TO DO
Write out the material exactly. Do not include the pictures.

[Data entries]

———

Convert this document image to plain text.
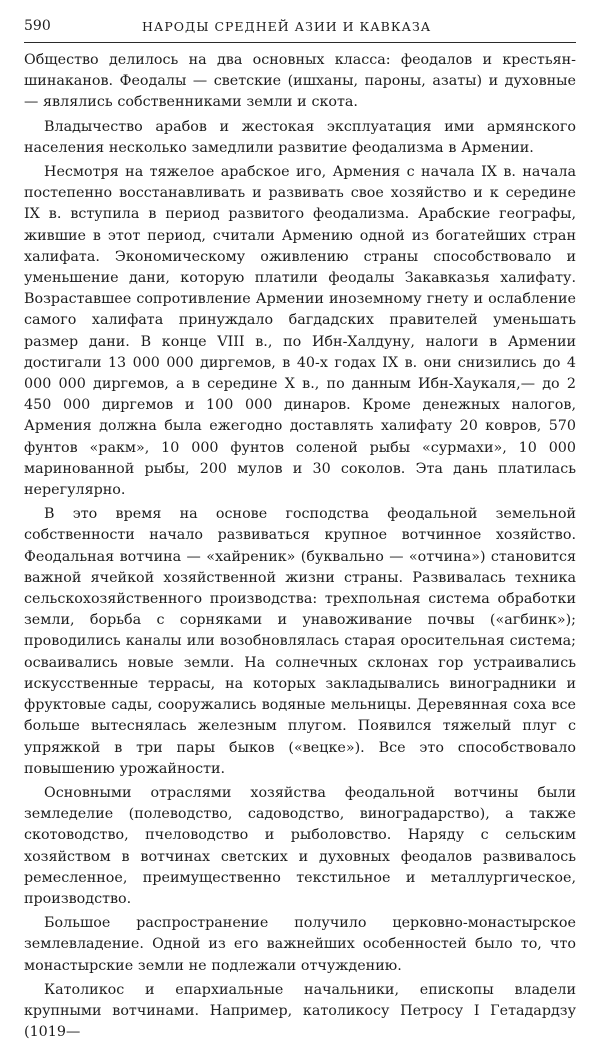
590	НАРОДЫ СРЕДНЕЙ АЗИИ И КАВКАЗА

Общество делилось на два основных класса: феодалов и крестьян-шинаканов. Феодалы — светские (ишханы, пароны, азаты) и духовные — являлись собственниками земли и скота.

Владычество арабов и жестокая эксплуатация ими армянского населения несколько замедлили развитие феодализма в Армении.

Несмотря на тяжелое арабское иго, Армения с начала IX в. начала постепенно восстанавливать и развивать свое хозяйство и к середине IX в. вступила в период развитого феодализма. Арабские географы, жившие в этот период, считали Армению одной из богатейших стран халифата. Экономическому оживлению страны способствовало и уменьшение дани, которую платили феодалы Закавказья халифату. Возраставшее сопротивление Армении иноземному гнету и ослабление самого халифата принуждало багдадских правителей уменьшать размер дани. В конце VIII в., по Ибн-Халдуну, налоги в Армении достигали 13 000 000 диргемов, в 40-х годах IX в. они снизились до 4 000 000 диргемов, а в середине X в., по данным Ибн-Хаукаля,— до 2 450 000 диргемов и 100 000 динаров. Кроме денежных налогов, Армения должна была ежегодно доставлять халифату 20 ковров, 570 фунтов «ракм», 10 000 фунтов соленой рыбы «сурмахи», 10 000 маринованной рыбы, 200 мулов и 30 соколов. Эта дань платилась нерегулярно.

В это время на основе господства феодальной земельной собственности начало развиваться крупное вотчинное хозяйство. Феодальная вотчина — «хайреник» (буквально — «отчина») становится важной ячейкой хозяйственной жизни страны. Развивалась техника сельскохозяйственного производства: трехпольная система обработки земли, борьба с сорняками и унавоживание почвы («агбинк»); проводились каналы или возобновлялась старая оросительная система; осваивались новые земли. На солнечных склонах гор устраивались искусственные террасы, на которых закладывались виноградники и фруктовые сады, сооружались водяные мельницы. Деревянная соха все больше вытеснялась железным плугом. Появился тяжелый плуг с упряжкой в три пары быков («вецке»). Все это способствовало повышению урожайности.

Основными отраслями хозяйства феодальной вотчины были земледелие (полеводство, садоводство, виноградарство), а также скотоводство, пчеловодство и рыболовство. Наряду с сельским хозяйством в вотчинах светских и духовных феодалов развивалось ремесленное, преимущественно текстильное и металлургическое, производство.

Большое распространение получило церковно-монастырское землевладение. Одной из его важнейших особенностей было то, что монастырские земли не подлежали отчуждению.

Католикос и епархиальные начальники, епископы владели крупными вотчинами. Например, католикосу Петросу I Гетадардзу (1019—
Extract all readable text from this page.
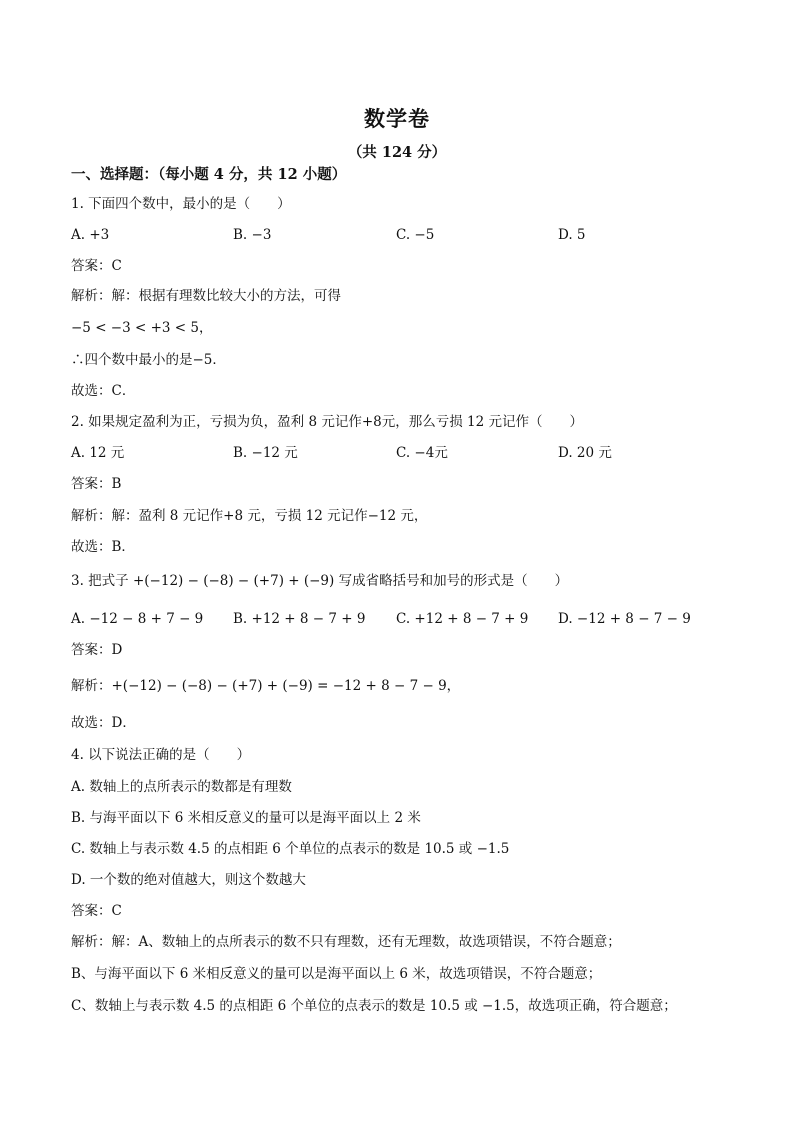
数学卷
（共 124 分）
一、选择题：（每小题 4 分，共 12 小题）
1. 下面四个数中，最小的是（　　）
A. +3	B. −3	C. −5	D. 5
答案：C
解析：解：根据有理数比较大小的方法，可得
−5 < −3 < +3 < 5，
∴四个数中最小的是−5．
故选：C．
2. 如果规定盈利为正，亏损为负，盈利 8 元记作+8元，那么亏损 12 元记作（　　）
A. 12 元	B. −12 元	C. −4元	D. 20 元
答案：B
解析：解：盈利 8 元记作+8 元，亏损 12 元记作−12 元，
故选：B．
3. 把式子 +(−12) − (−8) − (+7) + (−9) 写成省略括号和加号的形式是（　　）
A. −12 − 8 + 7 − 9 B. +12 + 8 − 7 + 9 C. +12 + 8 − 7 + 9 D. −12 + 8 − 7 − 9
答案：D
解析：+(−12) − (−8) − (+7) + (−9) = −12 + 8 − 7 − 9，
故选：D．
4. 以下说法正确的是（　　）
A. 数轴上的点所表示的数都是有理数
B. 与海平面以下 6 米相反意义的量可以是海平面以上 2 米
C. 数轴上与表示数 4.5 的点相距 6 个单位的点表示的数是 10.5 或 −1.5
D. 一个数的绝对值越大，则这个数越大
答案：C
解析：解：A、数轴上的点所表示的数不只有理数，还有无理数，故选项错误，不符合题意；
B、与海平面以下 6 米相反意义的量可以是海平面以上 6 米，故选项错误，不符合题意；
C、数轴上与表示数 4.5 的点相距 6 个单位的点表示的数是 10.5 或 −1.5，故选项正确，符合题意；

———

THE RESPONSE
Convert this document image to plain text.
590	НАРОДЫ СРЕДНЕЙ АЗИИ И КАВКАЗА

Общество делилось на два основных класса: феодалов и крестьян-шинаканов. Феодалы — светские (ишханы, пароны, азаты) и духовные — являлись собственниками земли и скота.

Владычество арабов и жестокая эксплуатация ими армянского населения несколько замедлили развитие феодализма в Армении.

Несмотря на тяжелое арабское иго, Армения с начала IX в. начала постепенно восстанавливать и развивать свое хозяйство и к середине IX в. вступила в период развитого феодализма. Арабские географы, жившие в этот период, считали Армению одной из богатейших стран халифата. Экономическому оживлению страны способствовало и уменьшение дани, которую платили феодалы Закавказья халифату. Возраставшее сопротивление Армении иноземному гнету и ослабление самого халифата принуждало багдадских правителей уменьшать размер дани. В конце VIII в., по Ибн-Халдуну, налоги в Армении достигали 13 000 000 диргемов, в 40-х годах IX в. они снизились до 4 000 000 диргемов, а в середине X в., по данным Ибн-Хаукаля,— до 2 450 000 диргемов и 100 000 динаров. Кроме денежных налогов, Армения должна была ежегодно доставлять халифату 20 ковров, 570 фунтов «ракм», 10 000 фунтов соленой рыбы «сурмахи», 10 000 маринованной рыбы, 200 мулов и 30 соколов. Эта дань платилась нерегулярно.

В это время на основе господства феодальной земельной собственности начало развиваться крупное вотчинное хозяйство. Феодальная вотчина — «хайреник» (буквально — «отчина») становится важной ячейкой хозяйственной жизни страны. Развивалась техника сельскохозяйственного производства: трехпольная система обработки земли, борьба с сорняками и унавоживание почвы («агбинк»); проводились каналы или возобновлялась старая оросительная система; осваивались новые земли. На солнечных склонах гор устраивались искусственные террасы, на которых закладывались виноградники и фруктовые сады, сооружались водяные мельницы. Деревянная соха все больше вытеснялась железным плугом. Появился тяжелый плуг с упряжкой в три пары быков («вецке»). Все это способствовало повышению урожайности.

Основными отраслями хозяйства феодальной вотчины были земледелие (полеводство, садоводство, виноградарство), а также скотоводство, пчеловодство и рыболовство. Наряду с сельским хозяйством в вотчинах светских и духовных феодалов развивалось ремесленное, преимущественно текстильное и металлургическое, производство.

Большое распространение получило церковно-монастырское землевладение. Одной из его важнейших особенностей было то, что монастырские земли не подлежали отчуждению.

Католикос и епархиальные начальники, епископы владели крупными вотчинами. Например, католикосу Петросу I Гетадардзу (1019—
Extract all readable text from this page.
数学卷
（共 124 分）
一、选择题：（每小题 4 分，共 12 小题）
1. 下面四个数中，最小的是（　　）
A. +3	B. −3	C. −5	D. 5
答案：C
解析：解：根据有理数比较大小的方法，可得
−5 < −3 < +3 < 5，
∴四个数中最小的是−5．
故选：C．
2. 如果规定盈利为正，亏损为负，盈利 8 元记作+8元，那么亏损 12 元记作（　　）
A. 12 元	B. −12 元	C. −4元	D. 20 元
答案：B
解析：解：盈利 8 元记作+8 元，亏损 12 元记作−12 元，
故选：B．
3. 把式子 +(−12) − (−8) − (+7) + (−9) 写成省略括号和加号的形式是（　　）
A. −12 − 8 + 7 − 9 B. +12 + 8 − 7 + 9 C. +12 + 8 − 7 + 9 D. −12 + 8 − 7 − 9
答案：D
解析：+(−12) − (−8) − (+7) + (−9) = −12 + 8 − 7 − 9，
故选：D．
4. 以下说法正确的是（　　）
A. 数轴上的点所表示的数都是有理数
B. 与海平面以下 6 米相反意义的量可以是海平面以上 2 米
C. 数轴上与表示数 4.5 的点相距 6 个单位的点表示的数是 10.5 或 −1.5
D. 一个数的绝对值越大，则这个数越大
答案：C
解析：解：A、数轴上的点所表示的数不只有理数，还有无理数，故选项错误，不符合题意；
B、与海平面以下 6 米相反意义的量可以是海平面以上 6 米，故选项错误，不符合题意；
C、数轴上与表示数 4.5 的点相距 6 个单位的点表示的数是 10.5 或 −1.5，故选项正确，符合题意；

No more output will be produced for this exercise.